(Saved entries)
◆ ◆ ◆ ◆ ◆ ◆ ◆
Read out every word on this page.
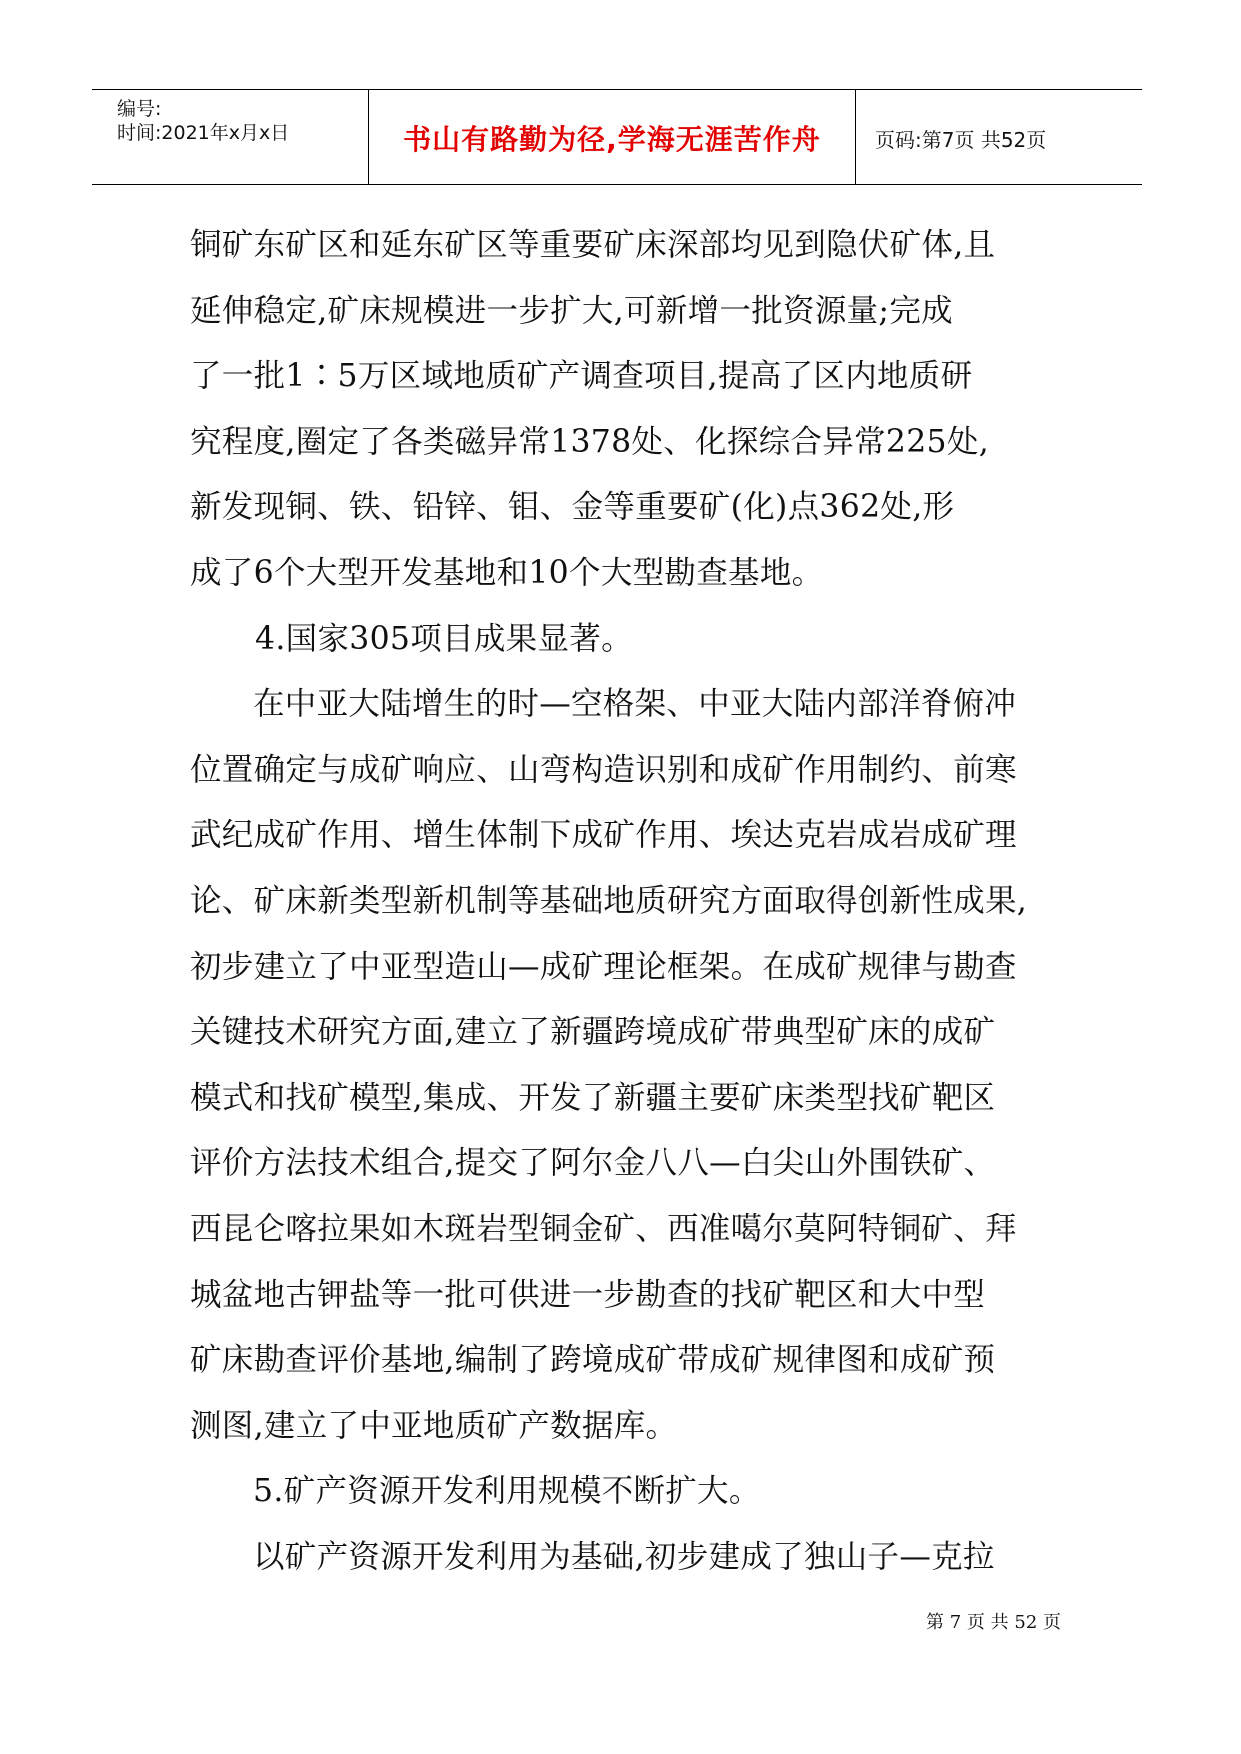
编号:
时间:2021年x月x日	书山有路勤为径,学海无涯苦作舟	页码:第7页 共52页
铜矿东矿区和延东矿区等重要矿床深部均见到隐伏矿体,且
延伸稳定,矿床规模进一步扩大,可新增一批资源量;完成
了一批1∶5万区域地质矿产调查项目,提高了区内地质研
究程度,圈定了各类磁异常1378处、化探综合异常225处,
新发现铜、铁、铅锌、钼、金等重要矿(化)点362处,形
成了6个大型开发基地和10个大型勘查基地。
4.国家305项目成果显著。
在中亚大陆增生的时—空格架、中亚大陆内部洋脊俯冲
位置确定与成矿响应、山弯构造识别和成矿作用制约、前寒
武纪成矿作用、增生体制下成矿作用、埃达克岩成岩成矿理
论、矿床新类型新机制等基础地质研究方面取得创新性成果,
初步建立了中亚型造山—成矿理论框架。在成矿规律与勘查
关键技术研究方面,建立了新疆跨境成矿带典型矿床的成矿
模式和找矿模型,集成、开发了新疆主要矿床类型找矿靶区
评价方法技术组合,提交了阿尔金八八—白尖山外围铁矿、
西昆仑喀拉果如木斑岩型铜金矿、西准噶尔莫阿特铜矿、拜
城盆地古钾盐等一批可供进一步勘查的找矿靶区和大中型
矿床勘查评价基地,编制了跨境成矿带成矿规律图和成矿预
测图,建立了中亚地质矿产数据库。
5.矿产资源开发利用规模不断扩大。
以矿产资源开发利用为基础,初步建成了独山子—克拉
第 7 页 共 52 页
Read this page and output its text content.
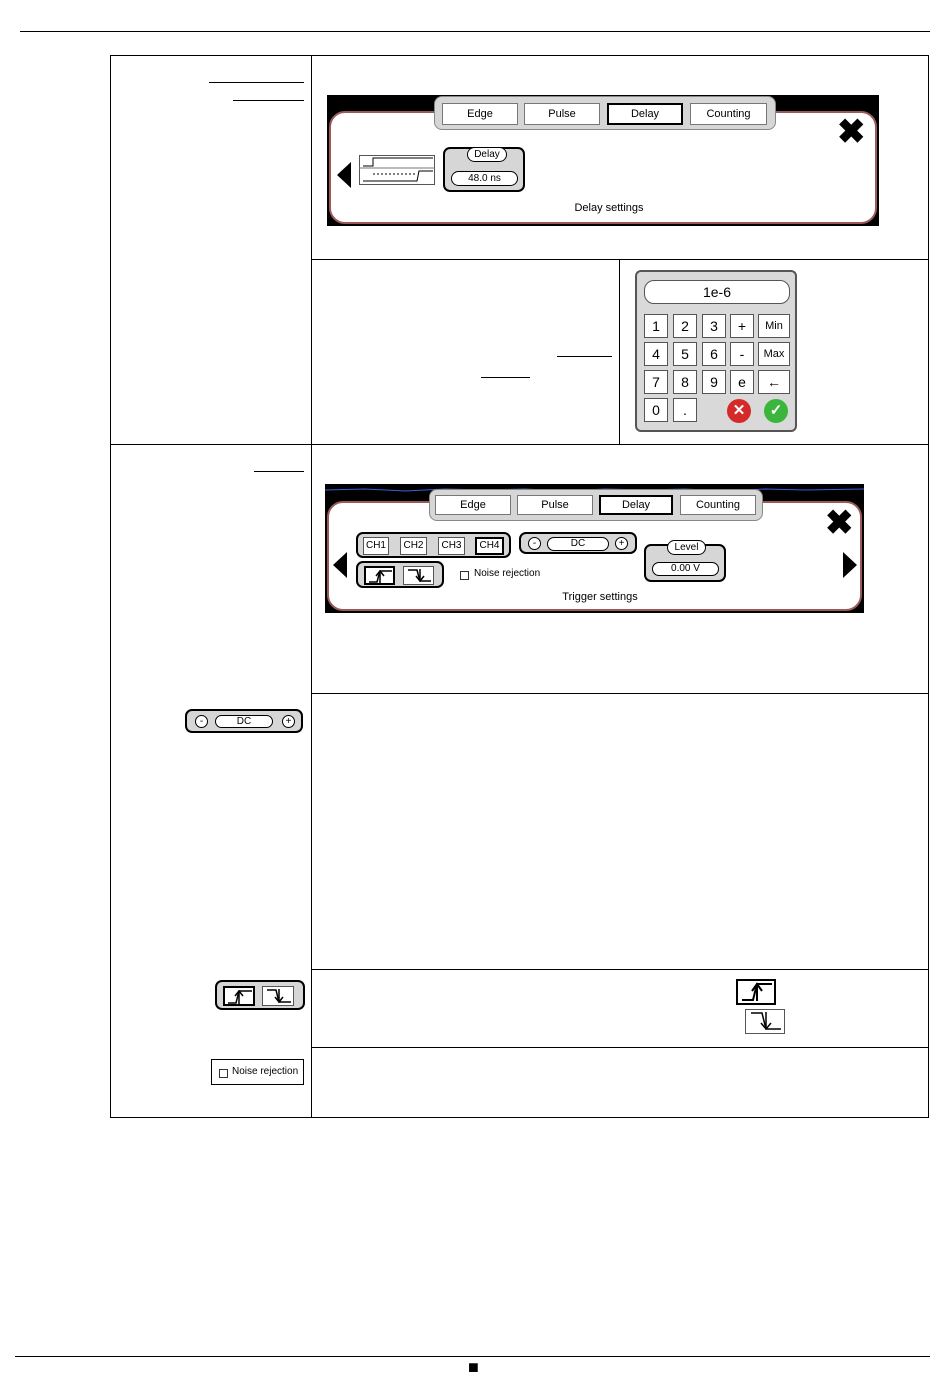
■
Edge	Pulse	Delay	Counting	✖
Delay
48.0 ns
Delay settings
1e-6
1	2	3	+	Min
4	5	6	-	Max
7	8	9	e	←
0	.	✕	✓
Edge	Pulse	Delay	Counting	✖
CH1	CH2	CH3	CH4	-	DC	+
Noise rejection
Level
0.00 V
Trigger settings
-	DC	+
Noise rejection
◆ ◆ ◆ ◆ ◆ ◆ ◆
# YOUR GOAL:
Using the listing above, locate the lines that hold "Delay" and copy each one.

# RESULT FOR THIS TASK:
Edge	Pulse	Delay	Counting	✖
Delay
Delay settings
Edge	Pulse	Delay	Counting	✖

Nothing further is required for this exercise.